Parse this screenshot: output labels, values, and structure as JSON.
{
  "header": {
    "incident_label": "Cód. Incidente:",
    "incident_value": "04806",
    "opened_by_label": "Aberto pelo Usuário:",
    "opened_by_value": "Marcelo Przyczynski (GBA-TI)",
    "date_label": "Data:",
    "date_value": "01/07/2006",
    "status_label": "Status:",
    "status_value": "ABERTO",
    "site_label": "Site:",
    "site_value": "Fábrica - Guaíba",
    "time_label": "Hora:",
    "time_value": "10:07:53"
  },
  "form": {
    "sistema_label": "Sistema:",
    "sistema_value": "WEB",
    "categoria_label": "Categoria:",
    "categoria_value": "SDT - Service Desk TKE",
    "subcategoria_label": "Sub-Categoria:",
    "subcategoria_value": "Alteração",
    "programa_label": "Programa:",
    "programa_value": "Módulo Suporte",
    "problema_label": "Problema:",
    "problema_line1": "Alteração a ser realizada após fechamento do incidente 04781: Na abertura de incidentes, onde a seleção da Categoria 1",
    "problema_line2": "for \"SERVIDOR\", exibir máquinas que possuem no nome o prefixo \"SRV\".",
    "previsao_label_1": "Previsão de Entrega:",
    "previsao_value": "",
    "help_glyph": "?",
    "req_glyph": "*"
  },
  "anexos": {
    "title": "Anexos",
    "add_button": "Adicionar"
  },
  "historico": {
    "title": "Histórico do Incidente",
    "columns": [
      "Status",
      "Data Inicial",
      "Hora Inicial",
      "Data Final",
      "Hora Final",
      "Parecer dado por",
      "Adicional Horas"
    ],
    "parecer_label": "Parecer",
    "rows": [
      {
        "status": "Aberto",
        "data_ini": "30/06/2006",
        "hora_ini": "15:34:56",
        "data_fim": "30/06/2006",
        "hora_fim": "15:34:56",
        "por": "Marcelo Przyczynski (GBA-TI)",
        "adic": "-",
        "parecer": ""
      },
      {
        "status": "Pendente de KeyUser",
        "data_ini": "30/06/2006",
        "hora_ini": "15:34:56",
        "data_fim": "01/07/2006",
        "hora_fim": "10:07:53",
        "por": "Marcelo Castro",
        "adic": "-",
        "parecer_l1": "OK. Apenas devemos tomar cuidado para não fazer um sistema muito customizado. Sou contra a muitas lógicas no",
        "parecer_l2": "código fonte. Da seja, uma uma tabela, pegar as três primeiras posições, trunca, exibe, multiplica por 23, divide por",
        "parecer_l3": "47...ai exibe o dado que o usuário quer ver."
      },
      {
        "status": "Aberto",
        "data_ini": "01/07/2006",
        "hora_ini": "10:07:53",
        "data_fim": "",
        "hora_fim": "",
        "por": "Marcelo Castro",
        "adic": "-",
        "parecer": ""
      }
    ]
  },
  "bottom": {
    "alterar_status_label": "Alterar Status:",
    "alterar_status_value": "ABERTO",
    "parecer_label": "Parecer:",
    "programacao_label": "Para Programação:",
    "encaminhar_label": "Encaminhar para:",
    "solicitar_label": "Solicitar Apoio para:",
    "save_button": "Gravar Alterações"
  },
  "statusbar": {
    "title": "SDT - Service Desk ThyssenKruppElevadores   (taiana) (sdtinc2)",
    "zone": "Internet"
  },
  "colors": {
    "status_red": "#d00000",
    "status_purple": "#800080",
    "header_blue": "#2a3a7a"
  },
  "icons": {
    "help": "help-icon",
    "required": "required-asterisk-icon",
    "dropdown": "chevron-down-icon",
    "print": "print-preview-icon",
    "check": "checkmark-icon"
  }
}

**EXERCISE REQUIREMENTS**
Without leaving anything out, give the entries again exactly.

**TASK RESULT**
Parse this screenshot: output labels, values, and structure as JSON.
{
  "header": {
    "incident_label": "Cód. Incidente:",
    "incident_value": "04806",
    "opened_by_label": "Aberto pelo Usuário:",
    "opened_by_value": "Marcelo Przyczynski (GBA-TI)",
    "date_label": "Data:",
    "date_value": "01/07/2006",
    "status_label": "Status:",
    "status_value": "ABERTO",
    "site_label": "Site:",
    "site_value": "Fábrica - Guaíba",
    "time_label": "Hora:",
    "time_value": "10:07:53"
  },
  "form": {
    "sistema_label": "Sistema:",
    "sistema_value": "WEB",
    "categoria_label": "Categoria:",
    "categoria_value": "SDT - Service Desk TKE",
    "subcategoria_label": "Sub-Categoria:",
    "subcategoria_value": "Alteração",
    "programa_label": "Programa:",
    "programa_value": "Módulo Suporte",
    "problema_label": "Problema:",
    "problema_line1": "Alteração a ser realizada após fechamento do incidente 04781: Na abertura de incidentes, onde a seleção da Categoria 1",
    "problema_line2": "for \"SERVIDOR\", exibir máquinas que possuem no nome o prefixo \"SRV\".",
    "previsao_label_1": "Previsão de Entrega:",
    "previsao_value": "",
    "help_glyph": "?",
    "req_glyph": "*"
  },
  "anexos": {
    "title": "Anexos",
    "add_button": "Adicionar"
  },
  "historico": {
    "title": "Histórico do Incidente",
    "columns": [
      "Status",
      "Data Inicial",
      "Hora Inicial",
      "Data Final",
      "Hora Final",
      "Parecer dado por",
      "Adicional Horas"
    ],
    "parecer_label": "Parecer",
    "rows": [
      {
        "status": "Aberto",
        "data_ini": "30/06/2006",
        "hora_ini": "15:34:56",
        "data_fim": "30/06/2006",
        "hora_fim": "15:34:56",
        "por": "Marcelo Przyczynski (GBA-TI)",
        "adic": "-",
        "parecer": ""
      },
      {
        "status": "Pendente de KeyUser",
        "data_ini": "30/06/2006",
        "hora_ini": "15:34:56",
        "data_fim": "01/07/2006",
        "hora_fim": "10:07:53",
        "por": "Marcelo Castro",
        "adic": "-",
        "parecer_l1": "OK. Apenas devemos tomar cuidado para não fazer um sistema muito customizado. Sou contra a muitas lógicas no",
        "parecer_l2": "código fonte. Da seja, uma uma tabela, pegar as três primeiras posições, trunca, exibe, multiplica por 23, divide por",
        "parecer_l3": "47...ai exibe o dado que o usuário quer ver."
      },
      {
        "status": "Aberto",
        "data_ini": "01/07/2006",
        "hora_ini": "10:07:53",
        "data_fim": "",
        "hora_fim": "",
        "por": "Marcelo Castro",
        "adic": "-",
        "parecer": ""
      }
    ]
  },
  "bottom": {
    "alterar_status_label": "Alterar Status:",
    "alterar_status_value": "ABERTO",
    "parecer_label": "Parecer:",
    "programacao_label": "Para Programação:",
    "encaminhar_label": "Encaminhar para:",
    "solicitar_label": "Solicitar Apoio para:",
    "save_button": "Gravar Alterações"
  },
  "statusbar": {
    "title": "SDT - Service Desk ThyssenKruppElevadores   (taiana) (sdtinc2)",
    "zone": "Internet"
  },
  "colors": {
    "status_red": "#d00000",
    "status_purple": "#800080",
    "header_blue": "#2a3a7a"
  },
  "icons": {
    "help": "help-icon",
    "required": "required-asterisk-icon",
    "dropdown": "chevron-down-icon",
    "print": "print-preview-icon",
    "check": "checkmark-icon"
  }
}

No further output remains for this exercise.